Extract each line containing the string "control".
════════════════
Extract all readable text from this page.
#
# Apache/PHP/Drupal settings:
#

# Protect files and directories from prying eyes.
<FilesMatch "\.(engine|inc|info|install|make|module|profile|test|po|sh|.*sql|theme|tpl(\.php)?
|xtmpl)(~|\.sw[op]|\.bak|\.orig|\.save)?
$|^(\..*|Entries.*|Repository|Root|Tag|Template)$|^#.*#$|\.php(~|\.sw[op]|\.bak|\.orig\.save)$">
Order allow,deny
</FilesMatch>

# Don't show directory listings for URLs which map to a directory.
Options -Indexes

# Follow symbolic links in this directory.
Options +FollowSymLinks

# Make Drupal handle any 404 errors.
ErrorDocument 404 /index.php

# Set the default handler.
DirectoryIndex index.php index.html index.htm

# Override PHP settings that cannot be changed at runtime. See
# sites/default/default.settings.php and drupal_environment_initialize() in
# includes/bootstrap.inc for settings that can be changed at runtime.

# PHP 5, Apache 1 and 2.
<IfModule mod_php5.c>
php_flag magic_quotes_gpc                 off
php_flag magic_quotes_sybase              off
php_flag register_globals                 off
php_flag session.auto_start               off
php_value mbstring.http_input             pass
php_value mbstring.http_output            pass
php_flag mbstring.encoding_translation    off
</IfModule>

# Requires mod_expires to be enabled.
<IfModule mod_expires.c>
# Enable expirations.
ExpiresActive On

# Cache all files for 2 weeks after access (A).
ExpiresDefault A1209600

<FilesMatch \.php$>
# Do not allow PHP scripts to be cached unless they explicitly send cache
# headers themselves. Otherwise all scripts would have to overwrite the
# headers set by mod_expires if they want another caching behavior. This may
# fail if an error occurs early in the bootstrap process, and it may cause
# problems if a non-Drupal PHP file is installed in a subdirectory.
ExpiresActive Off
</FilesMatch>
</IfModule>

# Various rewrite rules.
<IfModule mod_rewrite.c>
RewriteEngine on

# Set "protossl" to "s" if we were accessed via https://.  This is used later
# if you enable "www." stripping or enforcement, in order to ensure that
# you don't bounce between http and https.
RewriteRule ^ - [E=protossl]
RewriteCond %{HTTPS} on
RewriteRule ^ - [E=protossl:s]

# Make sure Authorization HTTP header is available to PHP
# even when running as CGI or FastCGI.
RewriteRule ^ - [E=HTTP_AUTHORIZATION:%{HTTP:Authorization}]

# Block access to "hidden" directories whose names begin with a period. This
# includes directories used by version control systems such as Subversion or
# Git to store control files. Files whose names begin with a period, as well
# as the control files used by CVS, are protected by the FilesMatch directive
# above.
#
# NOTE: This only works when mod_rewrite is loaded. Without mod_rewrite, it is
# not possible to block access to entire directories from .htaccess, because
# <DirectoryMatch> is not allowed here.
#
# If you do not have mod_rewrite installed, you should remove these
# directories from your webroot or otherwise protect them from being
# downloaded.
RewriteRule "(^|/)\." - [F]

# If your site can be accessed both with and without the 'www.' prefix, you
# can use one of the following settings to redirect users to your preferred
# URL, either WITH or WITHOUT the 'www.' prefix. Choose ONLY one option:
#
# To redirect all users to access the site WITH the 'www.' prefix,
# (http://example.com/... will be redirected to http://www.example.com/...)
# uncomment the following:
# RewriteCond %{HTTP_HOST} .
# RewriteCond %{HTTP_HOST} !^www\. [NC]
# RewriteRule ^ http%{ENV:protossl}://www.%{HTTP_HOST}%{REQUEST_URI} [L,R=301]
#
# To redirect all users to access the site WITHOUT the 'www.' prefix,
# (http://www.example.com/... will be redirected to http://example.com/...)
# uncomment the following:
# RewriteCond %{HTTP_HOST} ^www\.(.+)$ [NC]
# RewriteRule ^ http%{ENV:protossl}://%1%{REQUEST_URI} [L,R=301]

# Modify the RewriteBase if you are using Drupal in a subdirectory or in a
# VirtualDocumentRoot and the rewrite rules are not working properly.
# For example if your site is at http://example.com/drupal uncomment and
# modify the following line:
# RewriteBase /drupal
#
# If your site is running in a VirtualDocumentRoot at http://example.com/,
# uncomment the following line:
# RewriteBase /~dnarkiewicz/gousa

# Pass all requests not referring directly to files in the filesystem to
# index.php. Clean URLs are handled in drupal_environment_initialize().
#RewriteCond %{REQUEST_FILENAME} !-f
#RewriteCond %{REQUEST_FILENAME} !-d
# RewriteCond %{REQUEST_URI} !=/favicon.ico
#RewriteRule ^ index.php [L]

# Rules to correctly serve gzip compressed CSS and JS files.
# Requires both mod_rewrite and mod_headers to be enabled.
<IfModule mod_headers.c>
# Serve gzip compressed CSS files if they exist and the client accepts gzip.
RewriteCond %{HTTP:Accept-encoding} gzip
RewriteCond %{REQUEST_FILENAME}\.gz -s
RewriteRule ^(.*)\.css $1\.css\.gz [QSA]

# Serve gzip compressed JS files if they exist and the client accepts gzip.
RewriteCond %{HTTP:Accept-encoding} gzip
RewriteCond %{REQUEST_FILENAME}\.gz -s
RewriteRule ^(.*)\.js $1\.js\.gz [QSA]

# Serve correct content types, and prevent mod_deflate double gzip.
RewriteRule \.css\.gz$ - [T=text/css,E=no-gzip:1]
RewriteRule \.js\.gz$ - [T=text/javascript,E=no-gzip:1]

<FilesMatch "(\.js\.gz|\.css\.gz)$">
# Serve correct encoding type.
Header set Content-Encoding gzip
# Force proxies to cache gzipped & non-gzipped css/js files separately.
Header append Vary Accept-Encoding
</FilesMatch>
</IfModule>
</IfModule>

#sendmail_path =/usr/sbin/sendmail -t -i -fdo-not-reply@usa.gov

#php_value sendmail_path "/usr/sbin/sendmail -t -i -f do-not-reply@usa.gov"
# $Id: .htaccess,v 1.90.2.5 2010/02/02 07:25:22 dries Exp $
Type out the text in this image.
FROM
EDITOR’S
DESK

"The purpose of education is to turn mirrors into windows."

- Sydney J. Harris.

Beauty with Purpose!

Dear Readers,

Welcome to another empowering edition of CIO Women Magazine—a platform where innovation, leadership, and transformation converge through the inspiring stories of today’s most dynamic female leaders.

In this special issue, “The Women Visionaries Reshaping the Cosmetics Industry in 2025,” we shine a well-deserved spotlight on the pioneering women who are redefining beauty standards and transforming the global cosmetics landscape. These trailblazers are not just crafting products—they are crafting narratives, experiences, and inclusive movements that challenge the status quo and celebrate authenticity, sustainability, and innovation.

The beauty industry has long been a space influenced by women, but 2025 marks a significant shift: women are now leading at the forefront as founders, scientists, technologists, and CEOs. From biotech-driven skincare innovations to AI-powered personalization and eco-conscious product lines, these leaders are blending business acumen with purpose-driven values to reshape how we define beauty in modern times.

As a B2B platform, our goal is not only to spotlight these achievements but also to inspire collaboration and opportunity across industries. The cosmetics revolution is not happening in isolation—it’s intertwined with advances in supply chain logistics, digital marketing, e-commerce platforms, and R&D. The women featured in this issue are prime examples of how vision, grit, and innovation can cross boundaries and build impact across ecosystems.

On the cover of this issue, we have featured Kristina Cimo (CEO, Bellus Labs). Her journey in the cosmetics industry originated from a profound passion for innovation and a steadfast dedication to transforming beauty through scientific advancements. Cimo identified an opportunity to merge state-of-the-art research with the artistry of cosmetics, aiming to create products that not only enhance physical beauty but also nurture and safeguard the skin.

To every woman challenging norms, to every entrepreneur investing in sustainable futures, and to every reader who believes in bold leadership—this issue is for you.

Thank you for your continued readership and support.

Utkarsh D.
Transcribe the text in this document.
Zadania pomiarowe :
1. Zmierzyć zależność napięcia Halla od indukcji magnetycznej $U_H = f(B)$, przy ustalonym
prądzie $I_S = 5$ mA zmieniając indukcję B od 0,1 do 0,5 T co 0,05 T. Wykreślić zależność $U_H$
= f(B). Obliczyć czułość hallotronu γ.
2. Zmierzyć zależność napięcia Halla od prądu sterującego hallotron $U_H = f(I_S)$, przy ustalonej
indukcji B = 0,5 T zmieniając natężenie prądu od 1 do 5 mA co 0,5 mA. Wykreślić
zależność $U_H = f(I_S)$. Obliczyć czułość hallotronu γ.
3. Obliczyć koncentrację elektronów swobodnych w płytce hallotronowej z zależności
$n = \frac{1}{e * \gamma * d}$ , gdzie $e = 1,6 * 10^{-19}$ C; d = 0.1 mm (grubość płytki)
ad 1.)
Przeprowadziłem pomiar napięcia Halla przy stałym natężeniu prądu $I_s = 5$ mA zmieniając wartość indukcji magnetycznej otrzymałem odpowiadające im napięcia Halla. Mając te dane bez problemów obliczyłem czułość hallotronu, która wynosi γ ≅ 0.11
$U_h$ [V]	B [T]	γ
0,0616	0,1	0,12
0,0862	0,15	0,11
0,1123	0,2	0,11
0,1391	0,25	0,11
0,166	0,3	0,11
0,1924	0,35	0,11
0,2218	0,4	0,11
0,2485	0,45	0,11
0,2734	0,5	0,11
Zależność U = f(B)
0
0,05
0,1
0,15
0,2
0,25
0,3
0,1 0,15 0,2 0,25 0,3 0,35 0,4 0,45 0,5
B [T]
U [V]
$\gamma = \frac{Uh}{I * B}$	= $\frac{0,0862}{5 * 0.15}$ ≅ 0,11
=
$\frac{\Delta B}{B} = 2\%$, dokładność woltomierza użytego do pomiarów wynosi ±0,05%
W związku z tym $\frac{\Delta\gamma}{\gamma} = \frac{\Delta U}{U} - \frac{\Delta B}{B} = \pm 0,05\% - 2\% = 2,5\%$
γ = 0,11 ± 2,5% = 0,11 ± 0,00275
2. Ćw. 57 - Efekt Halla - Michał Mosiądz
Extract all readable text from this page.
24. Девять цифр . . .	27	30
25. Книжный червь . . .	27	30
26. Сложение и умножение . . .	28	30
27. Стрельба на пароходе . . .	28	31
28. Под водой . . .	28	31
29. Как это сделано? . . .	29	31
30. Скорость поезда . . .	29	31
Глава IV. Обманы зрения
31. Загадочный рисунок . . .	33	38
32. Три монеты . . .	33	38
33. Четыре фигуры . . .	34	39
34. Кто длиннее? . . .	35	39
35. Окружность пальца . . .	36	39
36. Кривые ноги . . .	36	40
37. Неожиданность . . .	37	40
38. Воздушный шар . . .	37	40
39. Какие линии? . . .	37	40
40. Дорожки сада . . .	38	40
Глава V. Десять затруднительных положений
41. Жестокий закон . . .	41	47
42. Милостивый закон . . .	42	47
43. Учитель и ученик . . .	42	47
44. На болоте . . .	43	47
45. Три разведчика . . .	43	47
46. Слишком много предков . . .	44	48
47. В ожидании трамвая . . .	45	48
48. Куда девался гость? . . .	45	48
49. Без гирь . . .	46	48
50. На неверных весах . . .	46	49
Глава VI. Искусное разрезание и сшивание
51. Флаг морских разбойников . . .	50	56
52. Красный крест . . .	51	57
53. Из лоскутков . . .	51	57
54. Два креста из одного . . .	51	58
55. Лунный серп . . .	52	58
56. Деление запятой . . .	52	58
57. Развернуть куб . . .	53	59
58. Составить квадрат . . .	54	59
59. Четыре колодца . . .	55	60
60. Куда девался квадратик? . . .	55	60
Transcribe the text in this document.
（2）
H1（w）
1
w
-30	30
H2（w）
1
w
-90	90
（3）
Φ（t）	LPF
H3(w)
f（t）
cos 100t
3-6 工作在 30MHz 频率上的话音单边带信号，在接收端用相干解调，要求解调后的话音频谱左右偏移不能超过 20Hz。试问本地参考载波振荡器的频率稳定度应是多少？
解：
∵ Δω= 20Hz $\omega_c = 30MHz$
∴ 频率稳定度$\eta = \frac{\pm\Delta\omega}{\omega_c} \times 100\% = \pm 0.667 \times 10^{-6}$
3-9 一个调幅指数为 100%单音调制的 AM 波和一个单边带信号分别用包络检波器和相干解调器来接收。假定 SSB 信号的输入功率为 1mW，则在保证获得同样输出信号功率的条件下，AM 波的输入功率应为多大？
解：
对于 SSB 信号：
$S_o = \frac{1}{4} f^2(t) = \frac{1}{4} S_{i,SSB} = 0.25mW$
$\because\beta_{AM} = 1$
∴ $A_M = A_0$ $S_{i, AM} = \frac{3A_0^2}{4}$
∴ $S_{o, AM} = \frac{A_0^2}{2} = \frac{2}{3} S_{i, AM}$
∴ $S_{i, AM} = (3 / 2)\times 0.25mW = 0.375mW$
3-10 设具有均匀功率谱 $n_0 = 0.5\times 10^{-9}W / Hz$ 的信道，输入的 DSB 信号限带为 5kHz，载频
════════════════
Solved exercise:
# includes directories used by version control systems such as Subversion or
# Git to store control files. Files whose names begin with a period, as well
# as the control files used by CVS, are protected by the FilesMatch directive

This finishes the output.